--- START LISTING ---

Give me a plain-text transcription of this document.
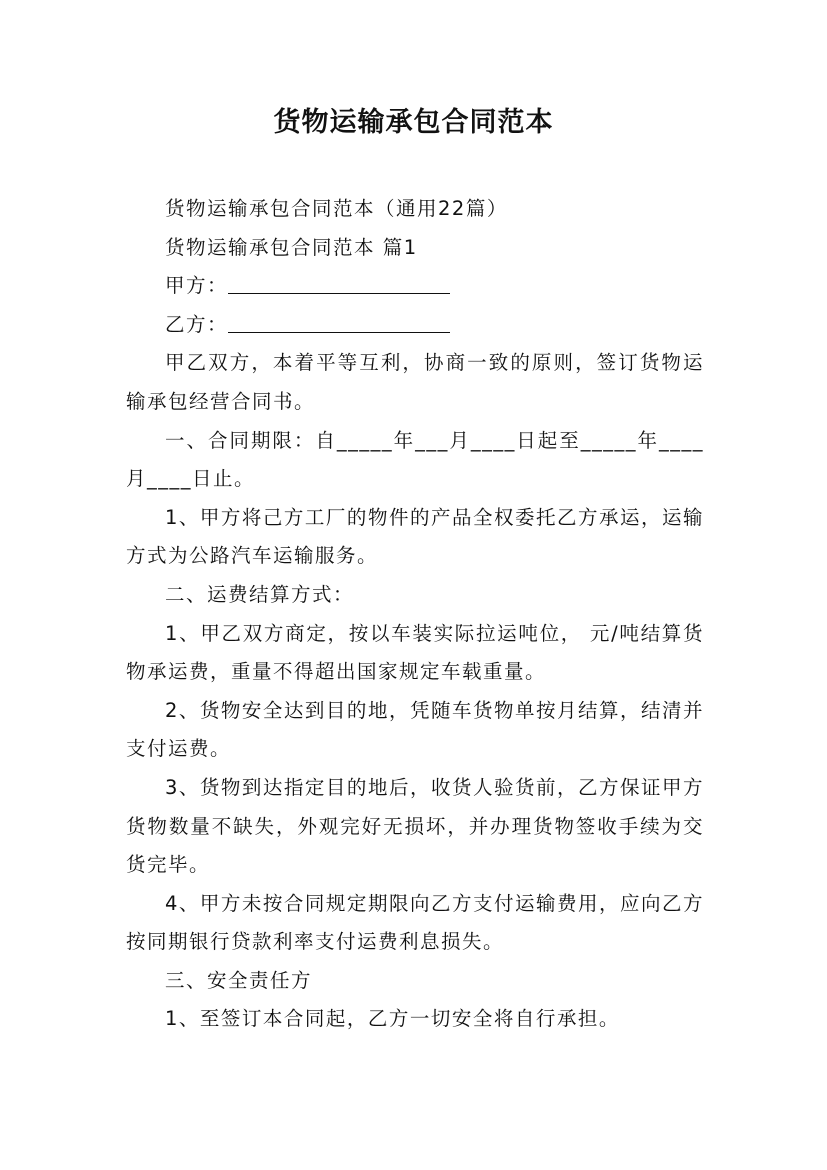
货物运输承包合同范本

货物运输承包合同范本（通用22篇）

货物运输承包合同范本 篇1

甲方：

乙方：

甲乙双方，本着平等互利，协商一致的原则，签订货物运输承包经营合同书。

一、合同期限：自_____年___月____日起至_____年____月____日止。

1、甲方将己方工厂的物件的产品全权委托乙方承运，运输方式为公路汽车运输服务。

二、运费结算方式：

1、甲乙双方商定，按以车装实际拉运吨位， 元/吨结算货物承运费，重量不得超出国家规定车载重量。

2、货物安全达到目的地，凭随车货物单按月结算，结清并支付运费。

3、货物到达指定目的地后，收货人验货前，乙方保证甲方货物数量不缺失，外观完好无损坏，并办理货物签收手续为交货完毕。

4、甲方未按合同规定期限向乙方支付运输费用，应向乙方按同期银行贷款利率支付运费利息损失。

三、安全责任方

1、至签订本合同起，乙方一切安全将自行承担。
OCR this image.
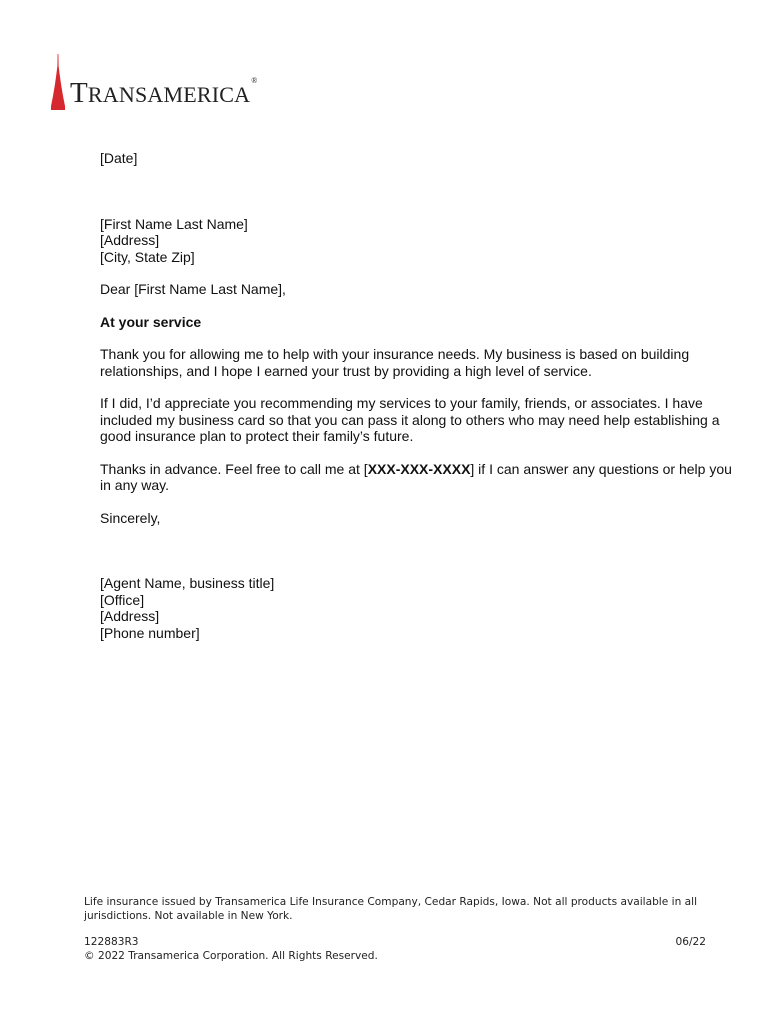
TRANSAMERICA®

[Date]

[First Name Last Name]

[Address]

[City, State Zip]

Dear [First Name Last Name],

At your service

Thank you for allowing me to help with your insurance needs. My business is based on building relationships, and I hope I earned your trust by providing a high level of service.

If I did, I’d appreciate you recommending my services to your family, friends, or associates. I have included my business card so that you can pass it along to others who may need help establishing a good insurance plan to protect their family’s future.

Thanks in advance. Feel free to call me at [XXX-XXX-XXXX] if I can answer any questions or help you in any way.

Sincerely,

[Agent Name, business title]

[Office]

[Address]

[Phone number]

Life insurance issued by Transamerica Life Insurance Company, Cedar Rapids, Iowa. Not all products available in all jurisdictions. Not available in New York.

122883R3	06/22

© 2022 Transamerica Corporation. All Rights Reserved.
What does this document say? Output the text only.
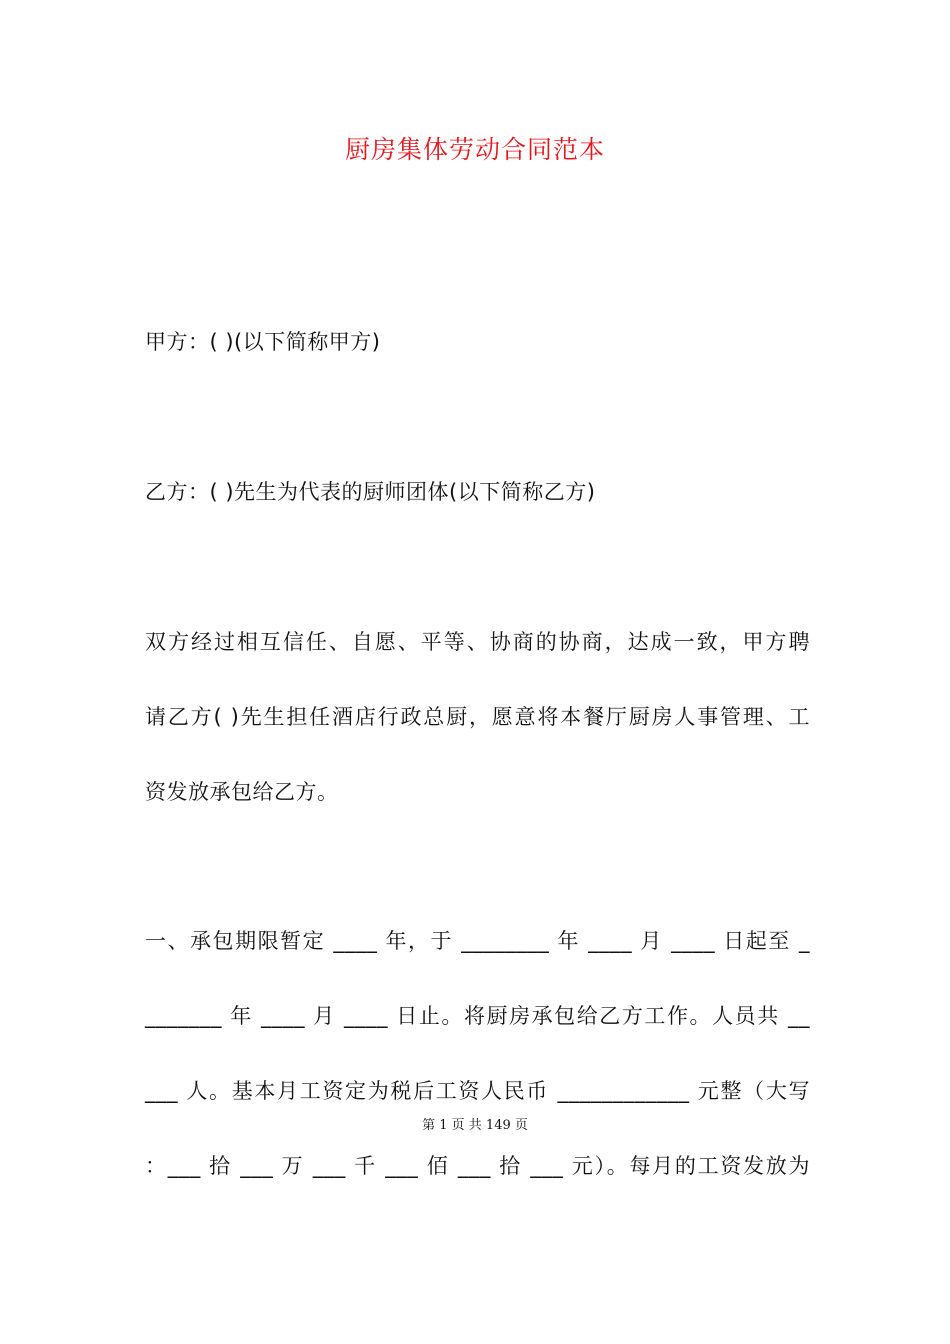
厨房集体劳动合同范本
甲方：( )(以下简称甲方)
乙方：( )先生为代表的厨师团体(以下简称乙方)
双方经过相互信任、自愿、平等、协商的协商，达成一致，甲方聘
请乙方( )先生担任酒店行政总厨，愿意将本餐厅厨房人事管理、工
资发放承包给乙方。
一、承包期限暂定 ____ 年，于 ________ 年 ____ 月 ____ 日起至 _
_______ 年 ____ 月 ____ 日止。将厨房承包给乙方工作。人员共 __
___ 人。基本月工资定为税后工资人民币 ____________ 元整（大写
第 1 页 共 149 页
：___ 拾 ___ 万 ___ 千 ___ 佰 ___ 拾 ___ 元）。每月的工资发放为
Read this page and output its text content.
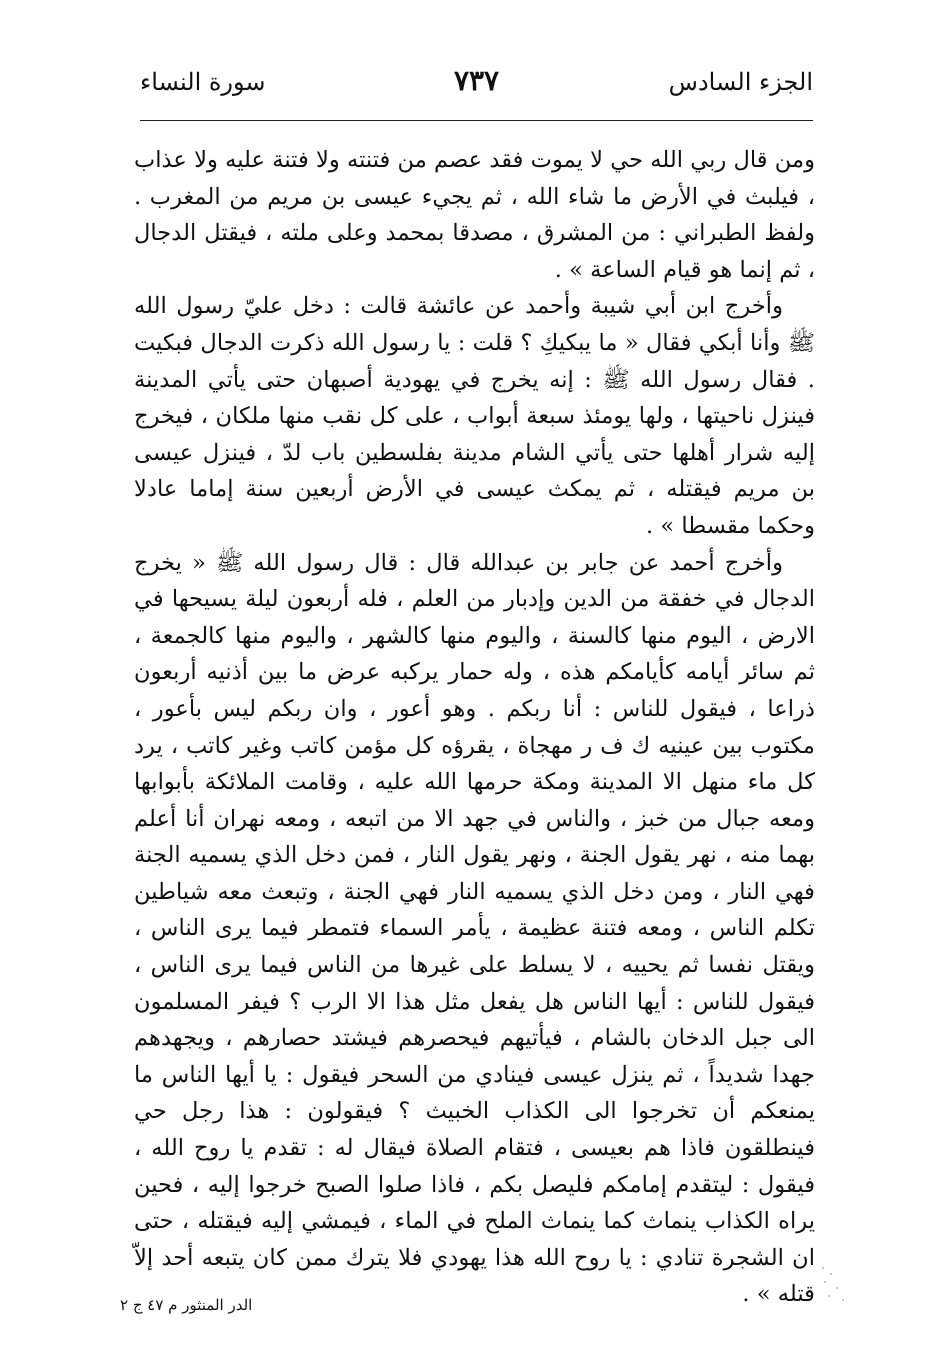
الجزء السادس
٧٣٧
سورة النساء

ومن قال ربي الله حي لا يموت فقد عصم من فتنته ولا فتنة عليه ولا عذاب ، فيلبث في الأرض ما شاء الله ، ثم يجيء عيسى بن مريم من المغرب . ولفظ الطبراني : من المشرق ، مصدقا بمحمد وعلى ملته ، فيقتل الدجال ، ثم إنما هو قيام الساعة » .

وأخرج ابن أبي شيبة وأحمد عن عائشة قالت : دخل عليّ رسول الله ﷺ وأنا أبكي فقال « ما يبكيكِ ؟ قلت : يا رسول الله ذكرت الدجال فبكيت . فقال رسول الله ﷺ : إنه يخرج في يهودية أصبهان حتى يأتي المدينة فينزل ناحيتها ، ولها يومئذ سبعة أبواب ، على كل نقب منها ملكان ، فيخرج إليه شرار أهلها حتى يأتي الشام مدينة بفلسطين باب لدّ ، فينزل عيسى بن مريم فيقتله ، ثم يمكث عيسى في الأرض أربعين سنة إماما عادلا وحكما مقسطا » .

وأخرج أحمد عن جابر بن عبدالله قال : قال رسول الله ﷺ « يخرج الدجال في خفقة من الدين وإدبار من العلم ، فله أربعون ليلة يسيحها في الارض ، اليوم منها كالسنة ، واليوم منها كالشهر ، واليوم منها كالجمعة ، ثم سائر أيامه كأيامكم هذه ، وله حمار يركبه عرض ما بين أذنيه أربعون ذراعا ، فيقول للناس : أنا ربكم . وهو أعور ، وان ربكم ليس بأعور ، مكتوب بين عينيه ك ف ر مهجاة ، يقرؤه كل مؤمن كاتب وغير كاتب ، يرد كل ماء منهل الا المدينة ومكة حرمها الله عليه ، وقامت الملائكة بأبوابها ومعه جبال من خبز ، والناس في جهد الا من اتبعه ، ومعه نهران أنا أعلم بهما منه ، نهر يقول الجنة ، ونهر يقول النار ، فمن دخل الذي يسميه الجنة فهي النار ، ومن دخل الذي يسميه النار فهي الجنة ، وتبعث معه شياطين تكلم الناس ، ومعه فتنة عظيمة ، يأمر السماء فتمطر فيما يرى الناس ، ويقتل نفسا ثم يحييه ، لا يسلط على غيرها من الناس فيما يرى الناس ، فيقول للناس : أيها الناس هل يفعل مثل هذا الا الرب ؟ فيفر المسلمون الى جبل الدخان بالشام ، فيأتيهم فيحصرهم فيشتد حصارهم ، ويجهدهم جهدا شديداً ، ثم ينزل عيسى فينادي من السحر فيقول : يا أيها الناس ما يمنعكم أن تخرجوا الى الكذاب الخبيث ؟ فيقولون : هذا رجل حي فينطلقون فاذا هم بعيسى ، فتقام الصلاة فيقال له : تقدم يا روح الله ، فيقول : ليتقدم إمامكم فليصل بكم ، فاذا صلوا الصبح خرجوا إليه ، فحين يراه الكذاب ينماث كما ينماث الملح في الماء ، فيمشي إليه فيقتله ، حتى ان الشجرة تنادي : يا روح الله هذا يهودي فلا يترك ممن كان يتبعه أحد إلاّ قتله » .

الدر المنثور م ٤٧ ج ٢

--- END LISTING ---

Leave out the pictures and restate everything else word for word.

> [TASK RESPONSE]:
Give me a plain-text transcription of this document.
货物运输承包合同范本

货物运输承包合同范本（通用22篇）

货物运输承包合同范本 篇1

甲方：

乙方：

甲乙双方，本着平等互利，协商一致的原则，签订货物运输承包经营合同书。

一、合同期限：自_____年___月____日起至_____年____月____日止。

1、甲方将己方工厂的物件的产品全权委托乙方承运，运输方式为公路汽车运输服务。

二、运费结算方式：

1、甲乙双方商定，按以车装实际拉运吨位， 元/吨结算货物承运费，重量不得超出国家规定车载重量。

2、货物安全达到目的地，凭随车货物单按月结算，结清并支付运费。

3、货物到达指定目的地后，收货人验货前，乙方保证甲方货物数量不缺失，外观完好无损坏，并办理货物签收手续为交货完毕。

4、甲方未按合同规定期限向乙方支付运输费用，应向乙方按同期银行贷款利率支付运费利息损失。

三、安全责任方

1、至签订本合同起，乙方一切安全将自行承担。
OCR this image.
TRANSAMERICA®

[Date]

[First Name Last Name]

[Address]

[City, State Zip]

Dear [First Name Last Name],

At your service

Thank you for allowing me to help with your insurance needs. My business is based on building relationships, and I hope I earned your trust by providing a high level of service.

If I did, I’d appreciate you recommending my services to your family, friends, or associates. I have included my business card so that you can pass it along to others who may need help establishing a good insurance plan to protect their family’s future.

Thanks in advance. Feel free to call me at [XXX-XXX-XXXX] if I can answer any questions or help you in any way.

Sincerely,

[Agent Name, business title]

[Office]

[Address]

[Phone number]

Life insurance issued by Transamerica Life Insurance Company, Cedar Rapids, Iowa. Not all products available in all jurisdictions. Not available in New York.

122883R3	06/22

© 2022 Transamerica Corporation. All Rights Reserved.
What does this document say? Output the text only.
厨房集体劳动合同范本
甲方：( )(以下简称甲方)
乙方：( )先生为代表的厨师团体(以下简称乙方)
双方经过相互信任、自愿、平等、协商的协商，达成一致，甲方聘
请乙方( )先生担任酒店行政总厨，愿意将本餐厅厨房人事管理、工
资发放承包给乙方。
一、承包期限暂定 ____ 年，于 ________ 年 ____ 月 ____ 日起至 _
_______ 年 ____ 月 ____ 日止。将厨房承包给乙方工作。人员共 __
___ 人。基本月工资定为税后工资人民币 ____________ 元整（大写
第 1 页 共 149 页
：___ 拾 ___ 万 ___ 千 ___ 佰 ___ 拾 ___ 元）。每月的工资发放为
Read this page and output its text content.
الجزء السادس
٧٣٧
سورة النساء

ومن قال ربي الله حي لا يموت فقد عصم من فتنته ولا فتنة عليه ولا عذاب ، فيلبث في الأرض ما شاء الله ، ثم يجيء عيسى بن مريم من المغرب . ولفظ الطبراني : من المشرق ، مصدقا بمحمد وعلى ملته ، فيقتل الدجال ، ثم إنما هو قيام الساعة » .

وأخرج ابن أبي شيبة وأحمد عن عائشة قالت : دخل عليّ رسول الله ﷺ وأنا أبكي فقال « ما يبكيكِ ؟ قلت : يا رسول الله ذكرت الدجال فبكيت . فقال رسول الله ﷺ : إنه يخرج في يهودية أصبهان حتى يأتي المدينة فينزل ناحيتها ، ولها يومئذ سبعة أبواب ، على كل نقب منها ملكان ، فيخرج إليه شرار أهلها حتى يأتي الشام مدينة بفلسطين باب لدّ ، فينزل عيسى بن مريم فيقتله ، ثم يمكث عيسى في الأرض أربعين سنة إماما عادلا وحكما مقسطا » .

وأخرج أحمد عن جابر بن عبدالله قال : قال رسول الله ﷺ « يخرج الدجال في خفقة من الدين وإدبار من العلم ، فله أربعون ليلة يسيحها في الارض ، اليوم منها كالسنة ، واليوم منها كالشهر ، واليوم منها كالجمعة ، ثم سائر أيامه كأيامكم هذه ، وله حمار يركبه عرض ما بين أذنيه أربعون ذراعا ، فيقول للناس : أنا ربكم . وهو أعور ، وان ربكم ليس بأعور ، مكتوب بين عينيه ك ف ر مهجاة ، يقرؤه كل مؤمن كاتب وغير كاتب ، يرد كل ماء منهل الا المدينة ومكة حرمها الله عليه ، وقامت الملائكة بأبوابها ومعه جبال من خبز ، والناس في جهد الا من اتبعه ، ومعه نهران أنا أعلم بهما منه ، نهر يقول الجنة ، ونهر يقول النار ، فمن دخل الذي يسميه الجنة فهي النار ، ومن دخل الذي يسميه النار فهي الجنة ، وتبعث معه شياطين تكلم الناس ، ومعه فتنة عظيمة ، يأمر السماء فتمطر فيما يرى الناس ، ويقتل نفسا ثم يحييه ، لا يسلط على غيرها من الناس فيما يرى الناس ، فيقول للناس : أيها الناس هل يفعل مثل هذا الا الرب ؟ فيفر المسلمون الى جبل الدخان بالشام ، فيأتيهم فيحصرهم فيشتد حصارهم ، ويجهدهم جهدا شديداً ، ثم ينزل عيسى فينادي من السحر فيقول : يا أيها الناس ما يمنعكم أن تخرجوا الى الكذاب الخبيث ؟ فيقولون : هذا رجل حي فينطلقون فاذا هم بعيسى ، فتقام الصلاة فيقال له : تقدم يا روح الله ، فيقول : ليتقدم إمامكم فليصل بكم ، فاذا صلوا الصبح خرجوا إليه ، فحين يراه الكذاب ينماث كما ينماث الملح في الماء ، فيمشي إليه فيقتله ، حتى ان الشجرة تنادي : يا روح الله هذا يهودي فلا يترك ممن كان يتبعه أحد إلاّ قتله » .

الدر المنثور م ٤٧ ج ٢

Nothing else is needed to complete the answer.